● Stated task: Copy out the records below, substituting "tree-node" for every "tree-item" and changing nothing else.

● Material for the task:

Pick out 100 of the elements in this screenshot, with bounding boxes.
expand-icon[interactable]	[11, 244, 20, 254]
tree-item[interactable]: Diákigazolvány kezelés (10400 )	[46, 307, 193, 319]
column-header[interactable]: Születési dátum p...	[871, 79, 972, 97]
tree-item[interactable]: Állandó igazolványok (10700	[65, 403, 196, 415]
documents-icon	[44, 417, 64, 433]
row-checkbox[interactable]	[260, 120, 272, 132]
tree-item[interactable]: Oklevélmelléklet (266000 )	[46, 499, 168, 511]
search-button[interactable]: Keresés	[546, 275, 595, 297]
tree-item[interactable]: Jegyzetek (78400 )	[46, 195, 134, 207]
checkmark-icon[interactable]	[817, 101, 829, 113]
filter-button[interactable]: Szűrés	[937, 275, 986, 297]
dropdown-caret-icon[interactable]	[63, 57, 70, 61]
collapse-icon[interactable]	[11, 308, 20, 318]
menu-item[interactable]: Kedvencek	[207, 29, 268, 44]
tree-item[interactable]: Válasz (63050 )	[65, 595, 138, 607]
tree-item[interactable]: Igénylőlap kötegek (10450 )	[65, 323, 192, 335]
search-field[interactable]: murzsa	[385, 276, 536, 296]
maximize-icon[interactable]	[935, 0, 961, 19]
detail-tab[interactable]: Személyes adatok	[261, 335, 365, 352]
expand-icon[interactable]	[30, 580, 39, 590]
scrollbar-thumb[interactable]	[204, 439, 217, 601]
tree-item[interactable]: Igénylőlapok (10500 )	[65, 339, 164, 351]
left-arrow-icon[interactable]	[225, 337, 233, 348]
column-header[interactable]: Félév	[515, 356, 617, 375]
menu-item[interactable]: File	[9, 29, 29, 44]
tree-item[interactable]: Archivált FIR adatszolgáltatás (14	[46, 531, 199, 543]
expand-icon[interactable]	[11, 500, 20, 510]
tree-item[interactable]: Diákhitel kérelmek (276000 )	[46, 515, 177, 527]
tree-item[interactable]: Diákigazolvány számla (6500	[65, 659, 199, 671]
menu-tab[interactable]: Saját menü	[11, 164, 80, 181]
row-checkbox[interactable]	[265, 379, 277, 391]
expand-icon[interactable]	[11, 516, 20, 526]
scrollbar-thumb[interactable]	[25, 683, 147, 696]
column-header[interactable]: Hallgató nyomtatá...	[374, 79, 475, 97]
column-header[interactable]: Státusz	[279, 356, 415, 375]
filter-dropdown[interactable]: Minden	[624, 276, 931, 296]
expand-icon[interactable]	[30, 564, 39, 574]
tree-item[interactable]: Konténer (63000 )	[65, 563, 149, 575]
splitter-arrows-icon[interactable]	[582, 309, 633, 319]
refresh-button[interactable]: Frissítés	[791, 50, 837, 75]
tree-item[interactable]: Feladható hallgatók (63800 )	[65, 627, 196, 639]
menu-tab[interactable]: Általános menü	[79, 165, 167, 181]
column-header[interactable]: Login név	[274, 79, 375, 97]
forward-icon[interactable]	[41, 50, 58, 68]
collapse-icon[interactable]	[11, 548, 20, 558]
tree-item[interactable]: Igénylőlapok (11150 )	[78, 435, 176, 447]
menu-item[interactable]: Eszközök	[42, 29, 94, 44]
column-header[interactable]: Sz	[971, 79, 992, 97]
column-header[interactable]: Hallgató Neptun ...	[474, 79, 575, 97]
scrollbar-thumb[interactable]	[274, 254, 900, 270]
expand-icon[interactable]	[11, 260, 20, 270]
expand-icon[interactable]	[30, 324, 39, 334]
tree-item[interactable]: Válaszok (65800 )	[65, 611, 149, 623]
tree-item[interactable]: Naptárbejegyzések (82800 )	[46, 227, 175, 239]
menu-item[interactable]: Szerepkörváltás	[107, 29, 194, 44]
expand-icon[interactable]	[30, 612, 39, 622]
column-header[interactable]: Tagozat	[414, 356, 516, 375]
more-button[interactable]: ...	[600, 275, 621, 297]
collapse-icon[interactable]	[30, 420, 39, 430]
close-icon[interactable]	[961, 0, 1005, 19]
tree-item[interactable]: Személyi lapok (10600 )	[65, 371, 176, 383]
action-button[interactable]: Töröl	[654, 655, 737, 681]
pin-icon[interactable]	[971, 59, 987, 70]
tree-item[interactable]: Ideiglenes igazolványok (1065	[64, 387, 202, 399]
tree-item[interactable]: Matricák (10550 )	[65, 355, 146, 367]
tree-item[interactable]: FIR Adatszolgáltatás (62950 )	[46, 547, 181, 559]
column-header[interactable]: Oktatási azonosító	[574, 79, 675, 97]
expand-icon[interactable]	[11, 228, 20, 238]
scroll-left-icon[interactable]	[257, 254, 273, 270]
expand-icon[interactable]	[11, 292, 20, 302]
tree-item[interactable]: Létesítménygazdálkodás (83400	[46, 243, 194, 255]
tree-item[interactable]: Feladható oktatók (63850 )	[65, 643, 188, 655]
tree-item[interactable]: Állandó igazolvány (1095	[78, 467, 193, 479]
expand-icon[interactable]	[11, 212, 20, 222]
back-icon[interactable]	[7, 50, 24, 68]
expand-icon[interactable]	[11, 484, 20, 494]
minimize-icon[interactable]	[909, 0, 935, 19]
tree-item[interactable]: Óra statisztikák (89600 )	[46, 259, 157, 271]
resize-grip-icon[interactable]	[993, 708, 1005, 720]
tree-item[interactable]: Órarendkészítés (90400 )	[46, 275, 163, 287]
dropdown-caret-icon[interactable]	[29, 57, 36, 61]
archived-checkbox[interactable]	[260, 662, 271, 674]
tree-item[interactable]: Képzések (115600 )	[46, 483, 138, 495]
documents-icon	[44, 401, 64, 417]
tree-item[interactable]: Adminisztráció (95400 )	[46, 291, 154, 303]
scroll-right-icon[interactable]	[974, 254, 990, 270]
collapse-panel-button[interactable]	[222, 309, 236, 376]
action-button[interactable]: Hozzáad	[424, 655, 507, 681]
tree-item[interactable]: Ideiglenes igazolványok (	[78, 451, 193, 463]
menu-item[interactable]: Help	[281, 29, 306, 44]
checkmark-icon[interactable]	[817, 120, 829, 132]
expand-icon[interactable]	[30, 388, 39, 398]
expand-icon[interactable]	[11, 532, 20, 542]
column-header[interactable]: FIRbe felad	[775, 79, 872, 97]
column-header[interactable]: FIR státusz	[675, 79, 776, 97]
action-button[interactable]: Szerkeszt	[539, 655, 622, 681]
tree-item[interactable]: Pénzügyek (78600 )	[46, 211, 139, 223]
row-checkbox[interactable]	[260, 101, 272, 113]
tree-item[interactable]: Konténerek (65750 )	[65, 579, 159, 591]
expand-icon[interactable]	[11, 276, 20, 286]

● Expected answer:
Pick out 100 of the elements in this screenshot, with bounding boxes.
expand-icon[interactable]	[11, 244, 20, 254]
tree-node[interactable]: Diákigazolvány kezelés (10400 )	[46, 307, 193, 319]
column-header[interactable]: Születési dátum p...	[871, 79, 972, 97]
tree-node[interactable]: Állandó igazolványok (10700	[65, 403, 196, 415]
documents-icon	[44, 417, 64, 433]
row-checkbox[interactable]	[260, 120, 272, 132]
tree-node[interactable]: Oklevélmelléklet (266000 )	[46, 499, 168, 511]
search-button[interactable]: Keresés	[546, 275, 595, 297]
tree-node[interactable]: Jegyzetek (78400 )	[46, 195, 134, 207]
checkmark-icon[interactable]	[817, 101, 829, 113]
filter-button[interactable]: Szűrés	[937, 275, 986, 297]
dropdown-caret-icon[interactable]	[63, 57, 70, 61]
collapse-icon[interactable]	[11, 308, 20, 318]
menu-item[interactable]: Kedvencek	[207, 29, 268, 44]
tree-node[interactable]: Válasz (63050 )	[65, 595, 138, 607]
tree-node[interactable]: Igénylőlap kötegek (10450 )	[65, 323, 192, 335]
search-field[interactable]: murzsa	[385, 276, 536, 296]
maximize-icon[interactable]	[935, 0, 961, 19]
detail-tab[interactable]: Személyes adatok	[261, 335, 365, 352]
expand-icon[interactable]	[30, 580, 39, 590]
scrollbar-thumb[interactable]	[204, 439, 217, 601]
tree-node[interactable]: Igénylőlapok (10500 )	[65, 339, 164, 351]
left-arrow-icon[interactable]	[225, 337, 233, 348]
column-header[interactable]: Félév	[515, 356, 617, 375]
menu-item[interactable]: File	[9, 29, 29, 44]
tree-node[interactable]: Archivált FIR adatszolgáltatás (14	[46, 531, 199, 543]
expand-icon[interactable]	[11, 500, 20, 510]
tree-node[interactable]: Diákhitel kérelmek (276000 )	[46, 515, 177, 527]
tree-node[interactable]: Diákigazolvány számla (6500	[65, 659, 199, 671]
menu-tab[interactable]: Saját menü	[11, 164, 80, 181]
row-checkbox[interactable]	[265, 379, 277, 391]
expand-icon[interactable]	[11, 516, 20, 526]
scrollbar-thumb[interactable]	[25, 683, 147, 696]
column-header[interactable]: Hallgató nyomtatá...	[374, 79, 475, 97]
column-header[interactable]: Státusz	[279, 356, 415, 375]
filter-dropdown[interactable]: Minden	[624, 276, 931, 296]
expand-icon[interactable]	[30, 564, 39, 574]
tree-node[interactable]: Konténer (63000 )	[65, 563, 149, 575]
splitter-arrows-icon[interactable]	[582, 309, 633, 319]
refresh-button[interactable]: Frissítés	[791, 50, 837, 75]
tree-node[interactable]: Feladható hallgatók (63800 )	[65, 627, 196, 639]
menu-tab[interactable]: Általános menü	[79, 165, 167, 181]
column-header[interactable]: Login név	[274, 79, 375, 97]
forward-icon[interactable]	[41, 50, 58, 68]
collapse-icon[interactable]	[11, 548, 20, 558]
tree-node[interactable]: Igénylőlapok (11150 )	[78, 435, 176, 447]
menu-item[interactable]: Eszközök	[42, 29, 94, 44]
column-header[interactable]: Sz	[971, 79, 992, 97]
column-header[interactable]: Hallgató Neptun ...	[474, 79, 575, 97]
scrollbar-thumb[interactable]	[274, 254, 900, 270]
expand-icon[interactable]	[11, 260, 20, 270]
expand-icon[interactable]	[30, 324, 39, 334]
tree-node[interactable]: Válaszok (65800 )	[65, 611, 149, 623]
tree-node[interactable]: Naptárbejegyzések (82800 )	[46, 227, 175, 239]
menu-item[interactable]: Szerepkörváltás	[107, 29, 194, 44]
expand-icon[interactable]	[30, 612, 39, 622]
column-header[interactable]: Tagozat	[414, 356, 516, 375]
more-button[interactable]: ...	[600, 275, 621, 297]
collapse-icon[interactable]	[30, 420, 39, 430]
close-icon[interactable]	[961, 0, 1005, 19]
tree-node[interactable]: Személyi lapok (10600 )	[65, 371, 176, 383]
action-button[interactable]: Töröl	[654, 655, 737, 681]
pin-icon[interactable]	[971, 59, 987, 70]
tree-node[interactable]: Ideiglenes igazolványok (1065	[64, 387, 202, 399]
tree-node[interactable]: Matricák (10550 )	[65, 355, 146, 367]
tree-node[interactable]: FIR Adatszolgáltatás (62950 )	[46, 547, 181, 559]
column-header[interactable]: Oktatási azonosító	[574, 79, 675, 97]
expand-icon[interactable]	[11, 228, 20, 238]
scroll-left-icon[interactable]	[257, 254, 273, 270]
expand-icon[interactable]	[11, 292, 20, 302]
tree-node[interactable]: Létesítménygazdálkodás (83400	[46, 243, 194, 255]
tree-node[interactable]: Feladható oktatók (63850 )	[65, 643, 188, 655]
tree-node[interactable]: Állandó igazolvány (1095	[78, 467, 193, 479]
expand-icon[interactable]	[11, 212, 20, 222]
back-icon[interactable]	[7, 50, 24, 68]
expand-icon[interactable]	[11, 484, 20, 494]
minimize-icon[interactable]	[909, 0, 935, 19]
tree-node[interactable]: Óra statisztikák (89600 )	[46, 259, 157, 271]
resize-grip-icon[interactable]	[993, 708, 1005, 720]
tree-node[interactable]: Órarendkészítés (90400 )	[46, 275, 163, 287]
dropdown-caret-icon[interactable]	[29, 57, 36, 61]
archived-checkbox[interactable]	[260, 662, 271, 674]
tree-node[interactable]: Képzések (115600 )	[46, 483, 138, 495]
documents-icon	[44, 401, 64, 417]
tree-node[interactable]: Adminisztráció (95400 )	[46, 291, 154, 303]
scroll-right-icon[interactable]	[974, 254, 990, 270]
collapse-panel-button[interactable]	[222, 309, 236, 376]
action-button[interactable]: Hozzáad	[424, 655, 507, 681]
tree-node[interactable]: Ideiglenes igazolványok (	[78, 451, 193, 463]
menu-item[interactable]: Help	[281, 29, 306, 44]
checkmark-icon[interactable]	[817, 120, 829, 132]
expand-icon[interactable]	[30, 388, 39, 398]
expand-icon[interactable]	[11, 532, 20, 542]
column-header[interactable]: FIRbe felad	[775, 79, 872, 97]
column-header[interactable]: FIR státusz	[675, 79, 776, 97]
action-button[interactable]: Szerkeszt	[539, 655, 622, 681]
tree-node[interactable]: Pénzügyek (78600 )	[46, 211, 139, 223]
row-checkbox[interactable]	[260, 101, 272, 113]
tree-node[interactable]: Konténerek (65750 )	[65, 579, 159, 591]
expand-icon[interactable]	[11, 276, 20, 286]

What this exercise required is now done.